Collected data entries
==============================
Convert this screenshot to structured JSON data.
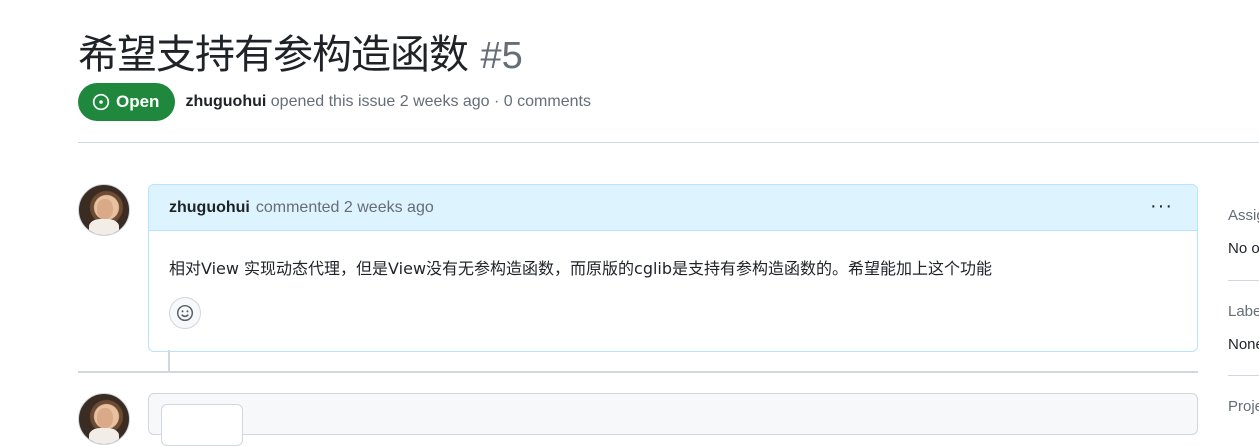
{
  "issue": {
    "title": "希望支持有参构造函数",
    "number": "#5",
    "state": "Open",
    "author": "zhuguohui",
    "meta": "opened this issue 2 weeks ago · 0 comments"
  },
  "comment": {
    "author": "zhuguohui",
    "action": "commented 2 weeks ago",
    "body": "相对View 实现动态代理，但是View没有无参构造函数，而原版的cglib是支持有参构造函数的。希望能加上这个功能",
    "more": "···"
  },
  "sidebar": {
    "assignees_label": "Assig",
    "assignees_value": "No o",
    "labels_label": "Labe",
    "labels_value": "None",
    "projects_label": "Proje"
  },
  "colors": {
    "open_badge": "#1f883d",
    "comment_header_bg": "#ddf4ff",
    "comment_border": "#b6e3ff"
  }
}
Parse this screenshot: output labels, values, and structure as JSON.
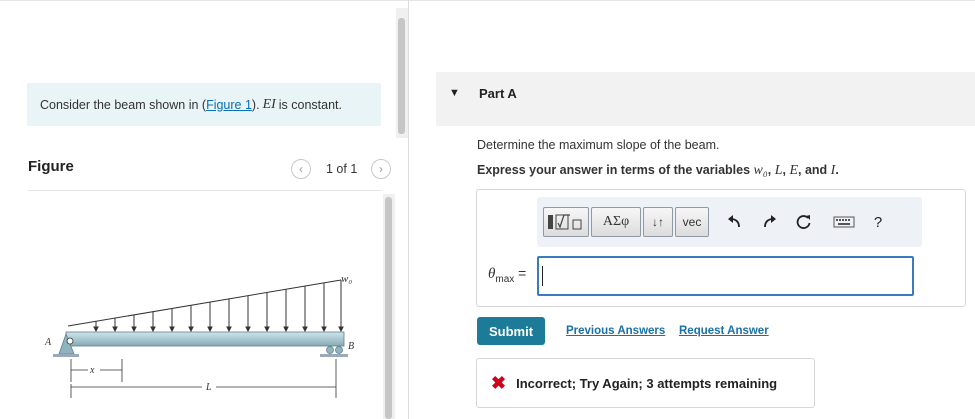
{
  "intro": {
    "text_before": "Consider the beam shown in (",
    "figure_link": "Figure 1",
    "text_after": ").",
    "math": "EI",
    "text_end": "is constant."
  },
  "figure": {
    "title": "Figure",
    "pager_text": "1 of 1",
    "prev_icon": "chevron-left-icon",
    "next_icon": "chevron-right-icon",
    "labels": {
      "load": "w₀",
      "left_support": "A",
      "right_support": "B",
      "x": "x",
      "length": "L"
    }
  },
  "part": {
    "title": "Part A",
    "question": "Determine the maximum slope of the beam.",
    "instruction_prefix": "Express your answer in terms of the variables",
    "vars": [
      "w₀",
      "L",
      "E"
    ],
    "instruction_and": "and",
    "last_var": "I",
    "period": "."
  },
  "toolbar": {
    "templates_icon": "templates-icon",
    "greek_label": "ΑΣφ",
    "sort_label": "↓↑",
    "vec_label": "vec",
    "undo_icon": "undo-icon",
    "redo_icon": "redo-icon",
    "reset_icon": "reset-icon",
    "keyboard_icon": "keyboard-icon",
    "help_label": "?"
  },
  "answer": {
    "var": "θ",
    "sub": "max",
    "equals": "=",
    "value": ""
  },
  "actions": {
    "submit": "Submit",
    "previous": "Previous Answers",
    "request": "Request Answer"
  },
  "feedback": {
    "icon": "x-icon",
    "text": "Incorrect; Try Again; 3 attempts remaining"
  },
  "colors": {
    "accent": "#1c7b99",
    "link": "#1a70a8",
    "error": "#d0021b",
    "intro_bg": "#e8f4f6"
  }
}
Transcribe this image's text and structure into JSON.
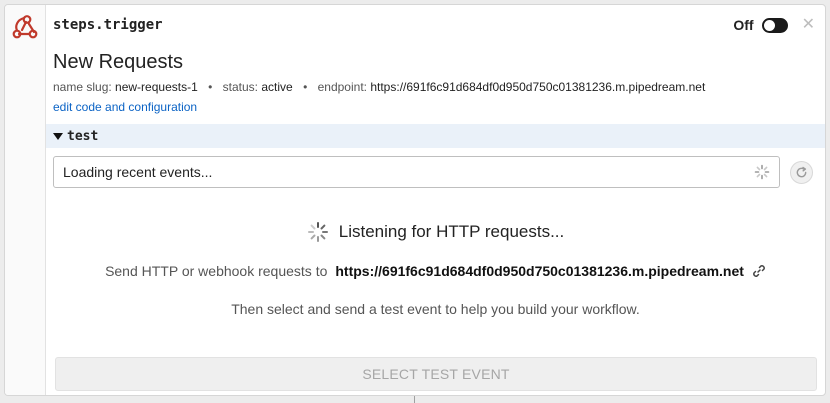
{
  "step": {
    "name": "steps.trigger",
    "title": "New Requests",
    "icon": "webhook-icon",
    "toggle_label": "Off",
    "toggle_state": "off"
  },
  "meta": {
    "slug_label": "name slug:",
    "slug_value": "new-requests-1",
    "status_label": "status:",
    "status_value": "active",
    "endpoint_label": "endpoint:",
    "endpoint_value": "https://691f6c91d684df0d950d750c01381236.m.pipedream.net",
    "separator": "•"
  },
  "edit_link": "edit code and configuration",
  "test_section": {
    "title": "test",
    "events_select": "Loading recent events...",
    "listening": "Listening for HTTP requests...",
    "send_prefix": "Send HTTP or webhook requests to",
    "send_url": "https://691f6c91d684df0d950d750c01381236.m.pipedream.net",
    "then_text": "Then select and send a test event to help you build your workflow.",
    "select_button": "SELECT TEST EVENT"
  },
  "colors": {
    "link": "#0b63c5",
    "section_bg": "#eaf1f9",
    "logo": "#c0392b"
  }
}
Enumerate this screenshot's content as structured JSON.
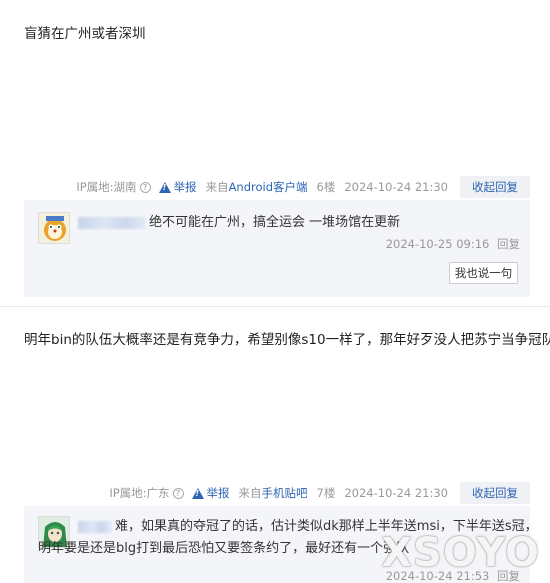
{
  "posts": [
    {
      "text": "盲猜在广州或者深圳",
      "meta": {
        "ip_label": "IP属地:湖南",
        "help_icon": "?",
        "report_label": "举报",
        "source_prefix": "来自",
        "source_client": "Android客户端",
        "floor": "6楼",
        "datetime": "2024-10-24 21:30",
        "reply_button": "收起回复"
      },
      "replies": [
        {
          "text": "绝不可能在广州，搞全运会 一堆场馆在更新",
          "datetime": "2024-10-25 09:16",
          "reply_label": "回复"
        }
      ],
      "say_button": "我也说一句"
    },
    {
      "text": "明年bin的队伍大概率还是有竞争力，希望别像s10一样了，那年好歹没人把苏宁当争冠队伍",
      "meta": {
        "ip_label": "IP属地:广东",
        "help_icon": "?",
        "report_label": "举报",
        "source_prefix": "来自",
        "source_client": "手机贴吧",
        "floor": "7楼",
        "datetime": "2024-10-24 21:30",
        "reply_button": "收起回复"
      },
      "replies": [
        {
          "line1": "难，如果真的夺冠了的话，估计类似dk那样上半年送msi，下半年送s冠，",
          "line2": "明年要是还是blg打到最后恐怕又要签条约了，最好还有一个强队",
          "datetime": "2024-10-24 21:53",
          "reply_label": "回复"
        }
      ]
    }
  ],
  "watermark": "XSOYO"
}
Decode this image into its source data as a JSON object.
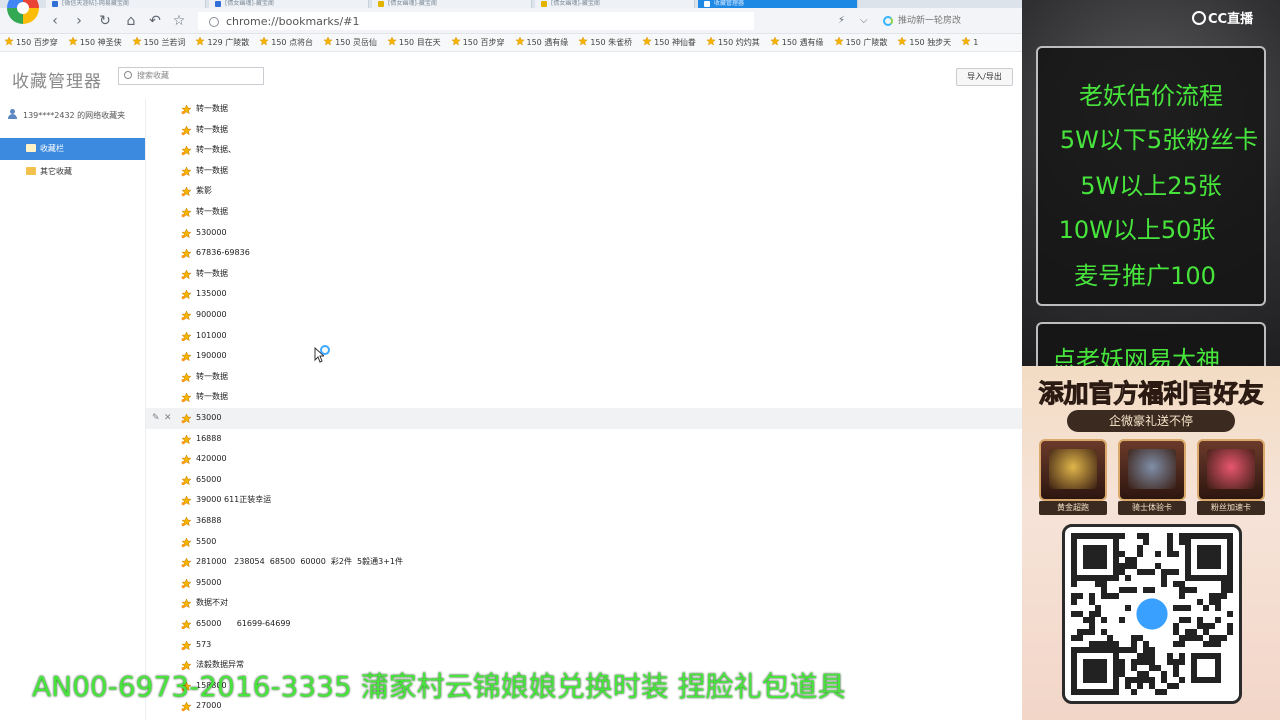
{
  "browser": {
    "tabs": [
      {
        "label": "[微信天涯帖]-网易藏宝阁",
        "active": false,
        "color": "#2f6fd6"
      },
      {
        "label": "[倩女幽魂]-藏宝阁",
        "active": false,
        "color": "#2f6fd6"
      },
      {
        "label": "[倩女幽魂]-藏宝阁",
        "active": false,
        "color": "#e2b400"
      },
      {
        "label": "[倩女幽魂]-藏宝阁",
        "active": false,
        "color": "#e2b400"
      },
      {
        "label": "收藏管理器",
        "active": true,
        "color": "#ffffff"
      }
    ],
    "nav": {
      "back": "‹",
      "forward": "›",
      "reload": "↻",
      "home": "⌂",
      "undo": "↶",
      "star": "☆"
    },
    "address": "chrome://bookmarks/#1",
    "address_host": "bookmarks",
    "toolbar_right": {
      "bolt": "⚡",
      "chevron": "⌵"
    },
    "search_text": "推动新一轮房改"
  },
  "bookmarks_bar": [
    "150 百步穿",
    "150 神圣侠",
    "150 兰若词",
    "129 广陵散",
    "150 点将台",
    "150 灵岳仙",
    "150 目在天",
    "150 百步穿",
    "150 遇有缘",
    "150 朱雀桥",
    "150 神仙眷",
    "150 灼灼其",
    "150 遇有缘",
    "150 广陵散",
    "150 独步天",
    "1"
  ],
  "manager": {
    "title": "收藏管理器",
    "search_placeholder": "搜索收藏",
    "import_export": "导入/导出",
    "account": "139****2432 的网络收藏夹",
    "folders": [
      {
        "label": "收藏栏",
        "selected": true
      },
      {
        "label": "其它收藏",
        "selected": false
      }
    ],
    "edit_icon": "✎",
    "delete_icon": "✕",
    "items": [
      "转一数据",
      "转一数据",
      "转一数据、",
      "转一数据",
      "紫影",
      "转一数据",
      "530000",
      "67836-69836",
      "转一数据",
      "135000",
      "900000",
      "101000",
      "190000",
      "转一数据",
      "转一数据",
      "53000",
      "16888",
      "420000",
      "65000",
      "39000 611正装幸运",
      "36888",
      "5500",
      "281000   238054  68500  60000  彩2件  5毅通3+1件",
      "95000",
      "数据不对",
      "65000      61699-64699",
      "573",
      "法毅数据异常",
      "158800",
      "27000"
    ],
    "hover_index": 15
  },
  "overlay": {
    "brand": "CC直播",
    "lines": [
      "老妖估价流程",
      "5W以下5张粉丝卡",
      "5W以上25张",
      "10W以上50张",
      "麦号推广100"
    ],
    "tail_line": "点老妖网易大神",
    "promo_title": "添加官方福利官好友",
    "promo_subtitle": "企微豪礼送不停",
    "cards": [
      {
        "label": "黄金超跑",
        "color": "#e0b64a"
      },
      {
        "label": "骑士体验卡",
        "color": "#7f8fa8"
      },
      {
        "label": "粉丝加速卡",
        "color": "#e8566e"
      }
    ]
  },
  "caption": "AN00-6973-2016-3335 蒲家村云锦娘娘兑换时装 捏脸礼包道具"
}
==============================
- _Objective_
Would you return the data exactly as written, without the pictures?

- _Answer to this problem_
Convert this screenshot to structured JSON data.
{
  "issue": {
    "title": "希望支持有参构造函数",
    "number": "#5",
    "state": "Open",
    "author": "zhuguohui",
    "meta": "opened this issue 2 weeks ago · 0 comments"
  },
  "comment": {
    "author": "zhuguohui",
    "action": "commented 2 weeks ago",
    "body": "相对View 实现动态代理，但是View没有无参构造函数，而原版的cglib是支持有参构造函数的。希望能加上这个功能",
    "more": "···"
  },
  "sidebar": {
    "assignees_label": "Assig",
    "assignees_value": "No o",
    "labels_label": "Labe",
    "labels_value": "None",
    "projects_label": "Proje"
  },
  "colors": {
    "open_badge": "#1f883d",
    "comment_header_bg": "#ddf4ff",
    "comment_border": "#b6e3ff"
  }
}
Parse this screenshot: output labels, values, and structure as JSON.
{
  "intro": {
    "text_before": "Consider the beam shown in (",
    "figure_link": "Figure 1",
    "text_after": ").",
    "math": "EI",
    "text_end": "is constant."
  },
  "figure": {
    "title": "Figure",
    "pager_text": "1 of 1",
    "prev_icon": "chevron-left-icon",
    "next_icon": "chevron-right-icon",
    "labels": {
      "load": "w₀",
      "left_support": "A",
      "right_support": "B",
      "x": "x",
      "length": "L"
    }
  },
  "part": {
    "title": "Part A",
    "question": "Determine the maximum slope of the beam.",
    "instruction_prefix": "Express your answer in terms of the variables",
    "vars": [
      "w₀",
      "L",
      "E"
    ],
    "instruction_and": "and",
    "last_var": "I",
    "period": "."
  },
  "toolbar": {
    "templates_icon": "templates-icon",
    "greek_label": "ΑΣφ",
    "sort_label": "↓↑",
    "vec_label": "vec",
    "undo_icon": "undo-icon",
    "redo_icon": "redo-icon",
    "reset_icon": "reset-icon",
    "keyboard_icon": "keyboard-icon",
    "help_label": "?"
  },
  "answer": {
    "var": "θ",
    "sub": "max",
    "equals": "=",
    "value": ""
  },
  "actions": {
    "submit": "Submit",
    "previous": "Previous Answers",
    "request": "Request Answer"
  },
  "feedback": {
    "icon": "x-icon",
    "text": "Incorrect; Try Again; 3 attempts remaining"
  },
  "colors": {
    "accent": "#1c7b99",
    "link": "#1a70a8",
    "error": "#d0021b",
    "intro_bg": "#e8f4f6"
  }
}
Transcribe this image's text and structure into JSON.
{
  "step": {
    "name": "steps.trigger",
    "title": "New Requests",
    "icon": "webhook-icon",
    "toggle_label": "Off",
    "toggle_state": "off"
  },
  "meta": {
    "slug_label": "name slug:",
    "slug_value": "new-requests-1",
    "status_label": "status:",
    "status_value": "active",
    "endpoint_label": "endpoint:",
    "endpoint_value": "https://691f6c91d684df0d950d750c01381236.m.pipedream.net",
    "separator": "•"
  },
  "edit_link": "edit code and configuration",
  "test_section": {
    "title": "test",
    "events_select": "Loading recent events...",
    "listening": "Listening for HTTP requests...",
    "send_prefix": "Send HTTP or webhook requests to",
    "send_url": "https://691f6c91d684df0d950d750c01381236.m.pipedream.net",
    "then_text": "Then select and send a test event to help you build your workflow.",
    "select_button": "SELECT TEST EVENT"
  },
  "colors": {
    "link": "#0b63c5",
    "section_bg": "#eaf1f9",
    "logo": "#c0392b"
  }
}
Enumerate this screenshot's content as structured JSON.
{
  "posts": [
    {
      "text": "盲猜在广州或者深圳",
      "meta": {
        "ip_label": "IP属地:湖南",
        "help_icon": "?",
        "report_label": "举报",
        "source_prefix": "来自",
        "source_client": "Android客户端",
        "floor": "6楼",
        "datetime": "2024-10-24 21:30",
        "reply_button": "收起回复"
      },
      "replies": [
        {
          "text": "绝不可能在广州，搞全运会 一堆场馆在更新",
          "datetime": "2024-10-25 09:16",
          "reply_label": "回复"
        }
      ],
      "say_button": "我也说一句"
    },
    {
      "text": "明年bin的队伍大概率还是有竞争力，希望别像s10一样了，那年好歹没人把苏宁当争冠队伍",
      "meta": {
        "ip_label": "IP属地:广东",
        "help_icon": "?",
        "report_label": "举报",
        "source_prefix": "来自",
        "source_client": "手机贴吧",
        "floor": "7楼",
        "datetime": "2024-10-24 21:30",
        "reply_button": "收起回复"
      },
      "replies": [
        {
          "line1": "难，如果真的夺冠了的话，估计类似dk那样上半年送msi，下半年送s冠，",
          "line2": "明年要是还是blg打到最后恐怕又要签条约了，最好还有一个强队",
          "datetime": "2024-10-24 21:53",
          "reply_label": "回复"
        }
      ]
    }
  ],
  "watermark": "XSOYO"
}
Decode this image into its source data as a JSON object.
{
  "browser": {
    "tabs": [
      {
        "label": "[微信天涯帖]-网易藏宝阁",
        "active": false,
        "color": "#2f6fd6"
      },
      {
        "label": "[倩女幽魂]-藏宝阁",
        "active": false,
        "color": "#2f6fd6"
      },
      {
        "label": "[倩女幽魂]-藏宝阁",
        "active": false,
        "color": "#e2b400"
      },
      {
        "label": "[倩女幽魂]-藏宝阁",
        "active": false,
        "color": "#e2b400"
      },
      {
        "label": "收藏管理器",
        "active": true,
        "color": "#ffffff"
      }
    ],
    "nav": {
      "back": "‹",
      "forward": "›",
      "reload": "↻",
      "home": "⌂",
      "undo": "↶",
      "star": "☆"
    },
    "address": "chrome://bookmarks/#1",
    "address_host": "bookmarks",
    "toolbar_right": {
      "bolt": "⚡",
      "chevron": "⌵"
    },
    "search_text": "推动新一轮房改"
  },
  "bookmarks_bar": [
    "150 百步穿",
    "150 神圣侠",
    "150 兰若词",
    "129 广陵散",
    "150 点将台",
    "150 灵岳仙",
    "150 目在天",
    "150 百步穿",
    "150 遇有缘",
    "150 朱雀桥",
    "150 神仙眷",
    "150 灼灼其",
    "150 遇有缘",
    "150 广陵散",
    "150 独步天",
    "1"
  ],
  "manager": {
    "title": "收藏管理器",
    "search_placeholder": "搜索收藏",
    "import_export": "导入/导出",
    "account": "139****2432 的网络收藏夹",
    "folders": [
      {
        "label": "收藏栏",
        "selected": true
      },
      {
        "label": "其它收藏",
        "selected": false
      }
    ],
    "edit_icon": "✎",
    "delete_icon": "✕",
    "items": [
      "转一数据",
      "转一数据",
      "转一数据、",
      "转一数据",
      "紫影",
      "转一数据",
      "530000",
      "67836-69836",
      "转一数据",
      "135000",
      "900000",
      "101000",
      "190000",
      "转一数据",
      "转一数据",
      "53000",
      "16888",
      "420000",
      "65000",
      "39000 611正装幸运",
      "36888",
      "5500",
      "281000   238054  68500  60000  彩2件  5毅通3+1件",
      "95000",
      "数据不对",
      "65000      61699-64699",
      "573",
      "法毅数据异常",
      "158800",
      "27000"
    ],
    "hover_index": 15
  },
  "overlay": {
    "brand": "CC直播",
    "lines": [
      "老妖估价流程",
      "5W以下5张粉丝卡",
      "5W以上25张",
      "10W以上50张",
      "麦号推广100"
    ],
    "tail_line": "点老妖网易大神",
    "promo_title": "添加官方福利官好友",
    "promo_subtitle": "企微豪礼送不停",
    "cards": [
      {
        "label": "黄金超跑",
        "color": "#e0b64a"
      },
      {
        "label": "骑士体验卡",
        "color": "#7f8fa8"
      },
      {
        "label": "粉丝加速卡",
        "color": "#e8566e"
      }
    ]
  },
  "caption": "AN00-6973-2016-3335 蒲家村云锦娘娘兑换时装 捏脸礼包道具"
}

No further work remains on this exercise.